═════ THE INPUT
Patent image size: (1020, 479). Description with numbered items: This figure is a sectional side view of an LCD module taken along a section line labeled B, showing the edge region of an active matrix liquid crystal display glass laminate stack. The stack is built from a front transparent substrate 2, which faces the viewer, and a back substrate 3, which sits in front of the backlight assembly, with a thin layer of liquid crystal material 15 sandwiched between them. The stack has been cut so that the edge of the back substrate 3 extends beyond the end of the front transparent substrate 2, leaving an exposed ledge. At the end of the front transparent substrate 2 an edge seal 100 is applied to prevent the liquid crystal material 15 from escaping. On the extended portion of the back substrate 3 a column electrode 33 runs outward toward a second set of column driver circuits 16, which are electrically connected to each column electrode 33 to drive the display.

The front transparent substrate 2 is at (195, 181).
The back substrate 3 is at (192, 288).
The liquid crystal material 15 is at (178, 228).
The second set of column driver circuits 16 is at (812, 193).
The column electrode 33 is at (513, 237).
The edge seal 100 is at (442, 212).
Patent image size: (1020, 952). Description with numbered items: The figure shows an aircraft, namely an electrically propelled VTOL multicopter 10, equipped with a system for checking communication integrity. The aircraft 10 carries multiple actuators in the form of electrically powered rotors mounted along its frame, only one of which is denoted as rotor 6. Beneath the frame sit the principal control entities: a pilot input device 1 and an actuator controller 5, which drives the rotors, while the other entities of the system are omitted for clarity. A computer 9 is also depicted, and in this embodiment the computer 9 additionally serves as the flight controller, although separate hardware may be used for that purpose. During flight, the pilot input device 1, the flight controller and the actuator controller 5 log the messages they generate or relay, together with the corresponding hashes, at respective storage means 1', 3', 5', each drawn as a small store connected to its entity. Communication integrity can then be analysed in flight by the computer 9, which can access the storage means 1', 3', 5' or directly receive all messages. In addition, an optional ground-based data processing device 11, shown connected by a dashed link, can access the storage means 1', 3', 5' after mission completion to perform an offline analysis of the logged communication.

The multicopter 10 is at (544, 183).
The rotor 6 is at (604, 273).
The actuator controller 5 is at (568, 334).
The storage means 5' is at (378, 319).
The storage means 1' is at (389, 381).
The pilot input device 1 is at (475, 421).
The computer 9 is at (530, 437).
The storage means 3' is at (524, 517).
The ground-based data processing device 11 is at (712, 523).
══════════
═════ THE INPUT
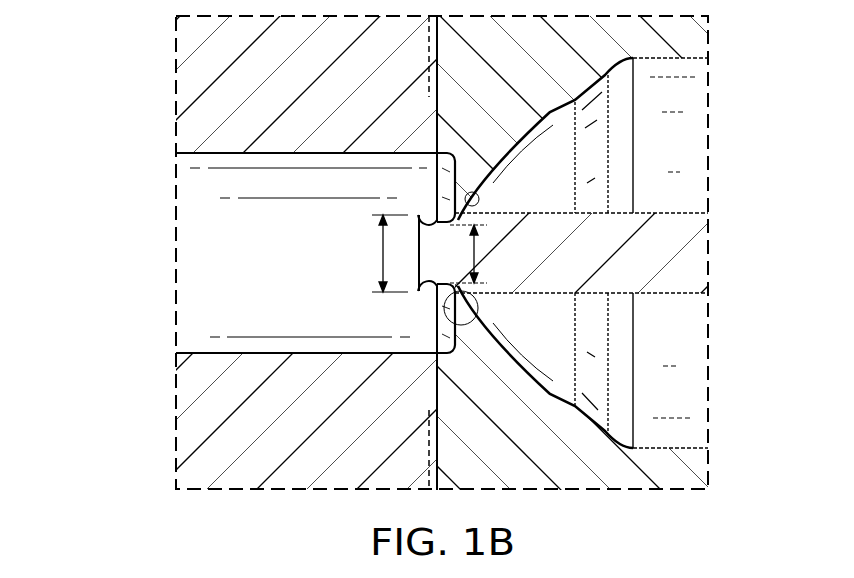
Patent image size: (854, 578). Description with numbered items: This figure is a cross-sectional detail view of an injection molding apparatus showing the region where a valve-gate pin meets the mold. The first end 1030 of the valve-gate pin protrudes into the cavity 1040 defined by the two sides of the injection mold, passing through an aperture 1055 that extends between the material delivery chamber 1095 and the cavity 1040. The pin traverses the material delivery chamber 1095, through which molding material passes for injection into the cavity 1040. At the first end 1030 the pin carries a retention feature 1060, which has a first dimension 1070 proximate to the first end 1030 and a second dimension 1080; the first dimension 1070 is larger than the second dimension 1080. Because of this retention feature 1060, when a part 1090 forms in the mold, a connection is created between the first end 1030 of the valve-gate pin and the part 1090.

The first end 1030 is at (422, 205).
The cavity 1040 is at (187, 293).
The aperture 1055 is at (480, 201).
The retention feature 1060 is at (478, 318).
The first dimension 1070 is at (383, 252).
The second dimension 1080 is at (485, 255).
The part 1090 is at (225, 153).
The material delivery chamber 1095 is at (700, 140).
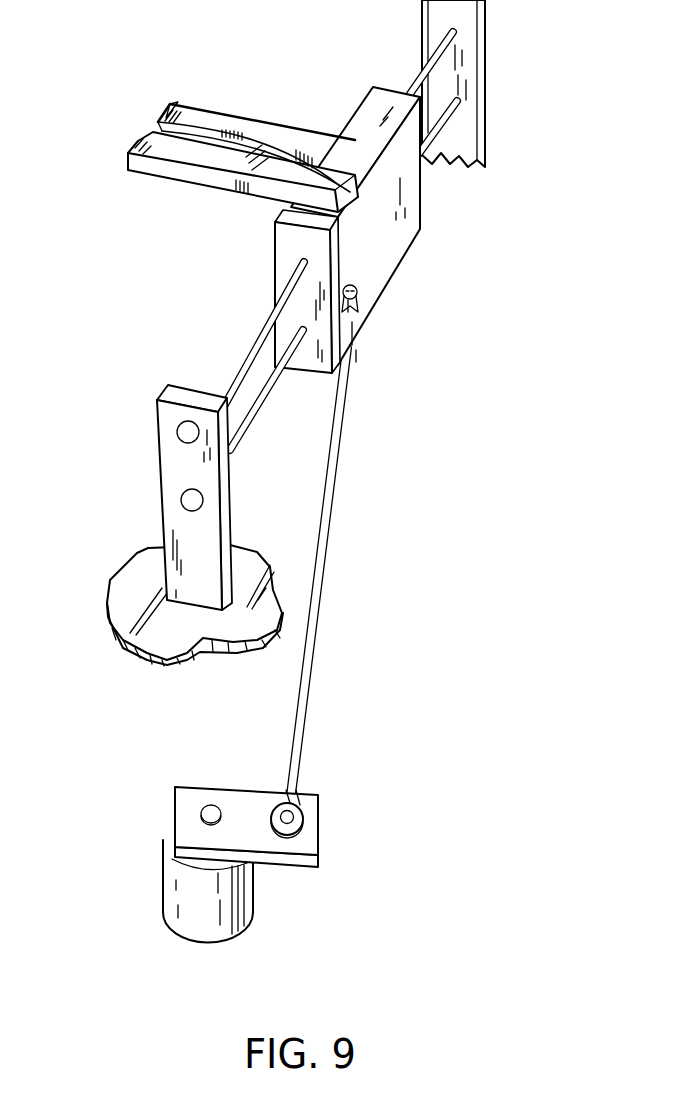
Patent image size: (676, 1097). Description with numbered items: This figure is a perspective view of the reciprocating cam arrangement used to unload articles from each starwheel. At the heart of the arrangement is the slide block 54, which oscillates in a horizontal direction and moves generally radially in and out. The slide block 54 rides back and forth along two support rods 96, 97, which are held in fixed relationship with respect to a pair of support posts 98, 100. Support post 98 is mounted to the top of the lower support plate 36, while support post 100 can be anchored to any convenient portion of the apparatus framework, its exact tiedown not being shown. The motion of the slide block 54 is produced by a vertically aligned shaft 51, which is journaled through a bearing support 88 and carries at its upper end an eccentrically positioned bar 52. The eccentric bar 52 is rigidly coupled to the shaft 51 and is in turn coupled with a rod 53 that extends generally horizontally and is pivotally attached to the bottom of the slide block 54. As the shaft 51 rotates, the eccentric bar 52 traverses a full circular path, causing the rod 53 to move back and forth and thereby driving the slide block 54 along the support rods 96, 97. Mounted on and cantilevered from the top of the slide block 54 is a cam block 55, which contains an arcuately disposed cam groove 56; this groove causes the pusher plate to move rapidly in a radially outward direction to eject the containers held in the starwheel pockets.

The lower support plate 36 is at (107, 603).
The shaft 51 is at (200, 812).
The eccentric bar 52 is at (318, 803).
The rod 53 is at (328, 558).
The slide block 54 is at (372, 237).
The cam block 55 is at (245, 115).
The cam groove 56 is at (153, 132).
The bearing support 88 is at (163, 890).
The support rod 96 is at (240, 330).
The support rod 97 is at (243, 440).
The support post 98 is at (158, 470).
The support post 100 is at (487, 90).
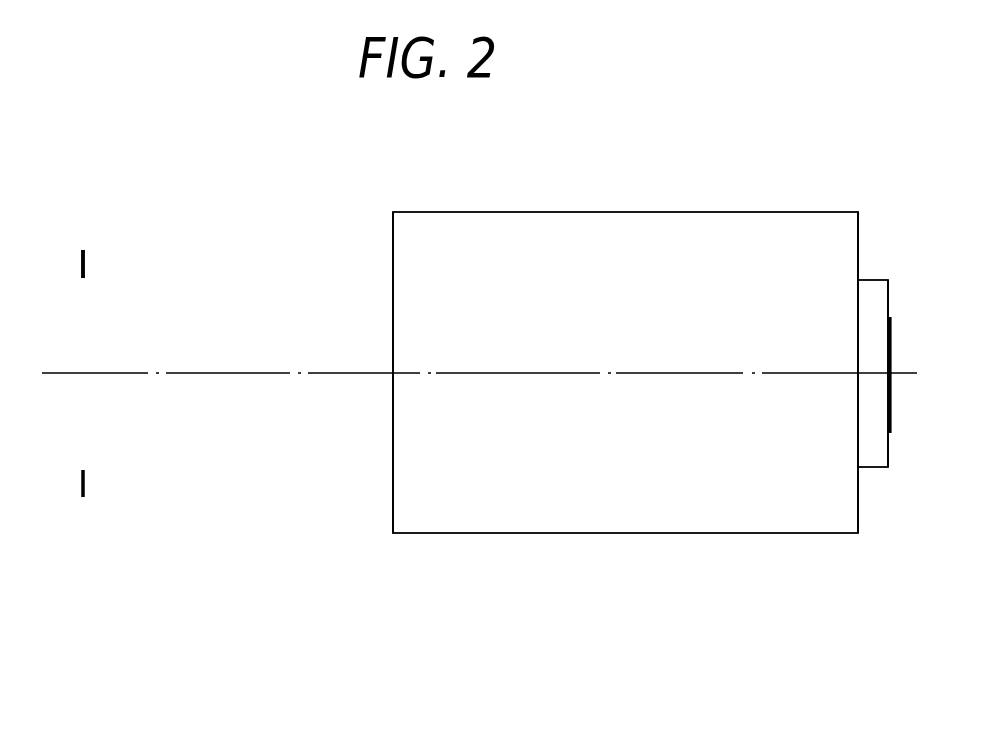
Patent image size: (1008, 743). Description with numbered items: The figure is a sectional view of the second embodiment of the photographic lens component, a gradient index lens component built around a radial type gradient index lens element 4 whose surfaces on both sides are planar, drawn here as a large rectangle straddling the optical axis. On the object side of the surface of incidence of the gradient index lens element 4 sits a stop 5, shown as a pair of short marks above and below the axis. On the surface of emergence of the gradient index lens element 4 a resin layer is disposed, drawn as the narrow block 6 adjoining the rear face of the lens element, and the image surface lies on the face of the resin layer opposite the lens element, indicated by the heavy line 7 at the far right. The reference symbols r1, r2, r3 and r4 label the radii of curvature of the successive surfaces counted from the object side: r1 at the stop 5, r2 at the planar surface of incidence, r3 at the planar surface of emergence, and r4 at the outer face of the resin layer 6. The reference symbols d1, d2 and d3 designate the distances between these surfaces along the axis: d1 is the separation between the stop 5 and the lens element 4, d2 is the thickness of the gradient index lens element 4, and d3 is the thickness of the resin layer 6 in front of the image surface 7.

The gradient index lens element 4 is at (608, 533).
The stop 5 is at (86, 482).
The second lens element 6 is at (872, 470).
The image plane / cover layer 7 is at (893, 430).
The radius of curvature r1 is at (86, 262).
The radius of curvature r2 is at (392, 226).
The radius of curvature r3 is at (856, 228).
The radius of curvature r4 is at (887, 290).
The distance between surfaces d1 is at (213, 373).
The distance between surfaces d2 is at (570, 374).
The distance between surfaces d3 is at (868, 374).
══════════
# [EXERCISE GOAL]
Recast the rows from the line holding "Patent image size: (1020, 479)." through the line holding "The edge seal 100 is at (442, 212).", inclusive, as a two-column CSV headed input and output. Put each row's text and its answer in one quoted field apiece, with line breaks turned into spaces.

# [EXERCISE ANSWER]
input,output
"Patent image size: (1020, 479). Description with numbered items: This figure is a sectional side view of an LCD module taken along a section line labeled B, showing the edge region of an active matrix liquid crystal display glass laminate stack. The stack is built from a front transparent substrate 2, which faces the viewer, and a back substrate 3, which sits in front of the backlight assembly, with a thin layer of liquid crystal material 15 sandwiched between them. The stack has been cut so that the edge of the back substrate 3 extends beyond the end of the front transparent substrate 2, leaving an exposed ledge. At the end of the front transparent substrate 2 an edge seal 100 is applied to prevent the liquid crystal material 15 from escaping. On the extended portion of the back substrate 3 a column electrode 33 runs outward toward a second set of column driver circuits 16, which are electrically connected to each column electrode 33 to drive the display.","The front transparent substrate 2 is at (195, 181). The back substrate 3 is at (192, 288). The liquid crystal material 15 is at (178, 228). The second set of column driver circuits 16 is at (812, 193). The column electrode 33 is at (513, 237). The edge seal 100 is at (442, 212)."